* WORK REQUIRED:
Output each entry exactly as written.

* EXTRACTED ENTRIES:
┌──

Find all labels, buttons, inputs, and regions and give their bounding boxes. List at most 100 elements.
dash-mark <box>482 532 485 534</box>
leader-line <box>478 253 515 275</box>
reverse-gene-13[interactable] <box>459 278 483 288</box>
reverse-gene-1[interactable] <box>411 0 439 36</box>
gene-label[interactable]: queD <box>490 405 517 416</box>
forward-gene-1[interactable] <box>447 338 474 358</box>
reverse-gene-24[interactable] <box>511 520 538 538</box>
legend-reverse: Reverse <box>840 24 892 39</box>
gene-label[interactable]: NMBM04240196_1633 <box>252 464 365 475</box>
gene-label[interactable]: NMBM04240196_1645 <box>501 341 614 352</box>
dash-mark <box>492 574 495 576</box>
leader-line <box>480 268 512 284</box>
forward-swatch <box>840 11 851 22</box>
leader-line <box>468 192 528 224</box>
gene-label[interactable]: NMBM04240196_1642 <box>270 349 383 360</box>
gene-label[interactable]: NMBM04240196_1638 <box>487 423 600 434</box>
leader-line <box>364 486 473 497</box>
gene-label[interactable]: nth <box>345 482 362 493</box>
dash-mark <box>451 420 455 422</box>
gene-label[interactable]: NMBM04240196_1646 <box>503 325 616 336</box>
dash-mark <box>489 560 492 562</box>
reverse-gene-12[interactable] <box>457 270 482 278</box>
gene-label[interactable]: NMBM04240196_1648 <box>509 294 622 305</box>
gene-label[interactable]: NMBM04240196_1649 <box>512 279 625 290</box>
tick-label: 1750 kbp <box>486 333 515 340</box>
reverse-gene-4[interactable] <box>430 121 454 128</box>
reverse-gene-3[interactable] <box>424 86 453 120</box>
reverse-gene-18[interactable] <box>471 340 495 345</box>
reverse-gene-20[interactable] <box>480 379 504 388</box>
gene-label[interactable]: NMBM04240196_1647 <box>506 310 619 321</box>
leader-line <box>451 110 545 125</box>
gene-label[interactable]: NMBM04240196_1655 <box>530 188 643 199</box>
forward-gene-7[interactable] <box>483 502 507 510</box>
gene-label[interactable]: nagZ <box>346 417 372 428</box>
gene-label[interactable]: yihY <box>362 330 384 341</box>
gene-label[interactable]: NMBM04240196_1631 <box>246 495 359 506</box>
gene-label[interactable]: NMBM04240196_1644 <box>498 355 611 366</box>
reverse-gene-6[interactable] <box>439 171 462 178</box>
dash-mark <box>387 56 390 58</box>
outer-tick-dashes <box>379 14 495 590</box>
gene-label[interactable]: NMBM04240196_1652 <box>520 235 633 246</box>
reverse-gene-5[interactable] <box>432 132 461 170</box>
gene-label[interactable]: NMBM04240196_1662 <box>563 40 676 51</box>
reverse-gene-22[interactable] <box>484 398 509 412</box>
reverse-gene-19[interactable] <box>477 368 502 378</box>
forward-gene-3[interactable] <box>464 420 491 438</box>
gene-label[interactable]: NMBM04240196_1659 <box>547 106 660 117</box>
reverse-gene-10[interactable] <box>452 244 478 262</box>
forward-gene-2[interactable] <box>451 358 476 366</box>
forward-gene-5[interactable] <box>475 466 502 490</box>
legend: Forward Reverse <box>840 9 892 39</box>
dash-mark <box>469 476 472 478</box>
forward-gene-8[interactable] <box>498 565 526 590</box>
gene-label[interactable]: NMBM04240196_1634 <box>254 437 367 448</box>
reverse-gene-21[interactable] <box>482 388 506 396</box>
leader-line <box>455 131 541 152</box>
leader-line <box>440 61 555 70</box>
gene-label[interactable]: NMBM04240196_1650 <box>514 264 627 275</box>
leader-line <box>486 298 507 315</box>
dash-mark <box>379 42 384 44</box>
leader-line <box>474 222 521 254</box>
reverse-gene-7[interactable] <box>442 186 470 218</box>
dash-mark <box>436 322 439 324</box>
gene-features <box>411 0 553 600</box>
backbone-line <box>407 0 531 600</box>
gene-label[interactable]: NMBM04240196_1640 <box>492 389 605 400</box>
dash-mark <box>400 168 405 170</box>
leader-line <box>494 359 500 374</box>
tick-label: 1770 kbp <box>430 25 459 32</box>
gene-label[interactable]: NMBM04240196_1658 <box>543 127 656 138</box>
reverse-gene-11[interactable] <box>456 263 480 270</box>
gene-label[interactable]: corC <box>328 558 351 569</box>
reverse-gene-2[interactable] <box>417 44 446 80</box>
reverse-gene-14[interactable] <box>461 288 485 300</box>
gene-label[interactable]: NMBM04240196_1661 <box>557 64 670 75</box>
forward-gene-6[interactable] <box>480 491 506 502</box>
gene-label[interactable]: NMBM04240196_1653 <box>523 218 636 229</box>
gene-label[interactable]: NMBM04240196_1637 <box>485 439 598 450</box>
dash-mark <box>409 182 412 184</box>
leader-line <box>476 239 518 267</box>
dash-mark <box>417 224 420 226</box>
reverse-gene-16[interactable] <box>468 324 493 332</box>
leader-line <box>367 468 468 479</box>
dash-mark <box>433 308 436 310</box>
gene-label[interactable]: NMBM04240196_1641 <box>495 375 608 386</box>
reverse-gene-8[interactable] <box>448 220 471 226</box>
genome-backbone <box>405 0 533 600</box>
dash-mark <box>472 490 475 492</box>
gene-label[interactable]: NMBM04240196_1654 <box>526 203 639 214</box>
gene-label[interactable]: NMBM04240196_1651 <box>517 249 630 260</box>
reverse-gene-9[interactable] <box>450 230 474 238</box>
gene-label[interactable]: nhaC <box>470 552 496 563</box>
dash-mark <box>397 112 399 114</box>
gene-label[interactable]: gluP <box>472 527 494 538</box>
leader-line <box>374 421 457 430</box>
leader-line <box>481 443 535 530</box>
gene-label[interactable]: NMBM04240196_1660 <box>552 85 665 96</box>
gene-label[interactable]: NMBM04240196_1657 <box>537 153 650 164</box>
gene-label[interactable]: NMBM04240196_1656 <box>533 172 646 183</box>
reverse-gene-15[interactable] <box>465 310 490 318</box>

└──

* EXERCISE RESULT:
Find all labels, buttons, inputs, and regions and give their bounding boxes. List at most 100 elements.
dash-mark <box>482 532 485 534</box>
leader-line <box>478 253 515 275</box>
reverse-gene-13[interactable] <box>459 278 483 288</box>
reverse-gene-1[interactable] <box>411 0 439 36</box>
gene-label[interactable]: queD <box>490 405 517 416</box>
forward-gene-1[interactable] <box>447 338 474 358</box>
reverse-gene-24[interactable] <box>511 520 538 538</box>
legend-reverse: Reverse <box>840 24 892 39</box>
gene-label[interactable]: NMBM04240196_1633 <box>252 464 365 475</box>
gene-label[interactable]: NMBM04240196_1645 <box>501 341 614 352</box>
dash-mark <box>492 574 495 576</box>
leader-line <box>480 268 512 284</box>
forward-swatch <box>840 11 851 22</box>
leader-line <box>468 192 528 224</box>
gene-label[interactable]: NMBM04240196_1642 <box>270 349 383 360</box>
gene-label[interactable]: NMBM04240196_1638 <box>487 423 600 434</box>
leader-line <box>364 486 473 497</box>
gene-label[interactable]: nth <box>345 482 362 493</box>
dash-mark <box>451 420 455 422</box>
gene-label[interactable]: NMBM04240196_1646 <box>503 325 616 336</box>
dash-mark <box>489 560 492 562</box>
reverse-gene-12[interactable] <box>457 270 482 278</box>
gene-label[interactable]: NMBM04240196_1648 <box>509 294 622 305</box>
gene-label[interactable]: NMBM04240196_1649 <box>512 279 625 290</box>
tick-label: 1750 kbp <box>486 333 515 340</box>
reverse-gene-4[interactable] <box>430 121 454 128</box>
reverse-gene-3[interactable] <box>424 86 453 120</box>
reverse-gene-18[interactable] <box>471 340 495 345</box>
reverse-gene-20[interactable] <box>480 379 504 388</box>
gene-label[interactable]: NMBM04240196_1647 <box>506 310 619 321</box>
leader-line <box>451 110 545 125</box>
gene-label[interactable]: NMBM04240196_1655 <box>530 188 643 199</box>
forward-gene-7[interactable] <box>483 502 507 510</box>
gene-label[interactable]: nagZ <box>346 417 372 428</box>
gene-label[interactable]: yihY <box>362 330 384 341</box>
gene-label[interactable]: NMBM04240196_1631 <box>246 495 359 506</box>
gene-label[interactable]: NMBM04240196_1644 <box>498 355 611 366</box>
reverse-gene-6[interactable] <box>439 171 462 178</box>
dash-mark <box>387 56 390 58</box>
outer-tick-dashes <box>379 14 495 590</box>
gene-label[interactable]: NMBM04240196_1652 <box>520 235 633 246</box>
reverse-gene-5[interactable] <box>432 132 461 170</box>
gene-label[interactable]: NMBM04240196_1662 <box>563 40 676 51</box>
reverse-gene-22[interactable] <box>484 398 509 412</box>
reverse-gene-19[interactable] <box>477 368 502 378</box>
forward-gene-3[interactable] <box>464 420 491 438</box>
gene-label[interactable]: NMBM04240196_1659 <box>547 106 660 117</box>
reverse-gene-10[interactable] <box>452 244 478 262</box>
forward-gene-2[interactable] <box>451 358 476 366</box>
forward-gene-5[interactable] <box>475 466 502 490</box>
legend: Forward Reverse <box>840 9 892 39</box>
dash-mark <box>469 476 472 478</box>
forward-gene-8[interactable] <box>498 565 526 590</box>
gene-label[interactable]: NMBM04240196_1634 <box>254 437 367 448</box>
reverse-gene-21[interactable] <box>482 388 506 396</box>
leader-line <box>455 131 541 152</box>
leader-line <box>440 61 555 70</box>
gene-label[interactable]: NMBM04240196_1650 <box>514 264 627 275</box>
leader-line <box>486 298 507 315</box>
dash-mark <box>379 42 384 44</box>
leader-line <box>474 222 521 254</box>
reverse-gene-7[interactable] <box>442 186 470 218</box>
dash-mark <box>436 322 439 324</box>
gene-features <box>411 0 553 600</box>
backbone-line <box>407 0 531 600</box>
gene-label[interactable]: NMBM04240196_1640 <box>492 389 605 400</box>
dash-mark <box>400 168 405 170</box>
leader-line <box>494 359 500 374</box>
tick-label: 1770 kbp <box>430 25 459 32</box>
gene-label[interactable]: NMBM04240196_1658 <box>543 127 656 138</box>
reverse-gene-11[interactable] <box>456 263 480 270</box>
gene-label[interactable]: corC <box>328 558 351 569</box>
reverse-gene-2[interactable] <box>417 44 446 80</box>
reverse-gene-14[interactable] <box>461 288 485 300</box>
gene-label[interactable]: NMBM04240196_1661 <box>557 64 670 75</box>
forward-gene-6[interactable] <box>480 491 506 502</box>
gene-label[interactable]: NMBM04240196_1653 <box>523 218 636 229</box>
gene-label[interactable]: NMBM04240196_1637 <box>485 439 598 450</box>
dash-mark <box>409 182 412 184</box>
leader-line <box>476 239 518 267</box>
dash-mark <box>417 224 420 226</box>
reverse-gene-16[interactable] <box>468 324 493 332</box>
leader-line <box>367 468 468 479</box>
dash-mark <box>433 308 436 310</box>
gene-label[interactable]: NMBM04240196_1641 <box>495 375 608 386</box>
reverse-gene-8[interactable] <box>448 220 471 226</box>
genome-backbone <box>405 0 533 600</box>
dash-mark <box>472 490 475 492</box>
gene-label[interactable]: NMBM04240196_1654 <box>526 203 639 214</box>
gene-label[interactable]: NMBM04240196_1651 <box>517 249 630 260</box>
reverse-gene-9[interactable] <box>450 230 474 238</box>
gene-label[interactable]: nhaC <box>470 552 496 563</box>
dash-mark <box>397 112 399 114</box>
gene-label[interactable]: gluP <box>472 527 494 538</box>
leader-line <box>374 421 457 430</box>
leader-line <box>481 443 535 530</box>
gene-label[interactable]: NMBM04240196_1660 <box>552 85 665 96</box>
gene-label[interactable]: NMBM04240196_1657 <box>537 153 650 164</box>
gene-label[interactable]: NMBM04240196_1656 <box>533 172 646 183</box>
reverse-gene-15[interactable] <box>465 310 490 318</box>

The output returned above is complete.